■ Required task
Will you transcribe the entries that follow, exactly and in full?
[START Source material]
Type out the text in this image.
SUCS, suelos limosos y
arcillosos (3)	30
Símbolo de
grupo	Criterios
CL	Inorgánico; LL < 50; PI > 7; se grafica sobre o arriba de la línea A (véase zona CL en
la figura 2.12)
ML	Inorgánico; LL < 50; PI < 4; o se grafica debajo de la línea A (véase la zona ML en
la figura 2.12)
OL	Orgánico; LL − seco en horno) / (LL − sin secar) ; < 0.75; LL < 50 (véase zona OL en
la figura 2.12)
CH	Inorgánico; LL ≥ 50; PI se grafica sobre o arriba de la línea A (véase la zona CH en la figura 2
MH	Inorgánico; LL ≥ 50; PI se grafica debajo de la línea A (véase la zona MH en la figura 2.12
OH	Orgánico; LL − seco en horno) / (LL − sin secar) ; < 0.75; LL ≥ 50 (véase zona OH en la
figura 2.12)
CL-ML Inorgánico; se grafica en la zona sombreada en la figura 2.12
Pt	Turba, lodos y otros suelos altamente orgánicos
[END Source material]
■ Answer to the problem
Type out the text in this image.
SUCS, suelos limosos y
arcillosos (3)	30
Símbolo de
grupo	Criterios
CL	Inorgánico; LL < 50; PI > 7; se grafica sobre o arriba de la línea A (véase zona CL en
la figura 2.12)
ML	Inorgánico; LL < 50; PI < 4; o se grafica debajo de la línea A (véase la zona ML en
la figura 2.12)
OL	Orgánico; LL − seco en horno) / (LL − sin secar) ; < 0.75; LL < 50 (véase zona OL en
la figura 2.12)
CH	Inorgánico; LL ≥ 50; PI se grafica sobre o arriba de la línea A (véase la zona CH en la figura 2
MH	Inorgánico; LL ≥ 50; PI se grafica debajo de la línea A (véase la zona MH en la figura 2.12
OH	Orgánico; LL − seco en horno) / (LL − sin secar) ; < 0.75; LL ≥ 50 (véase zona OH en la
figura 2.12)
CL-ML Inorgánico; se grafica en la zona sombreada en la figura 2.12
Pt	Turba, lodos y otros suelos altamente orgánicos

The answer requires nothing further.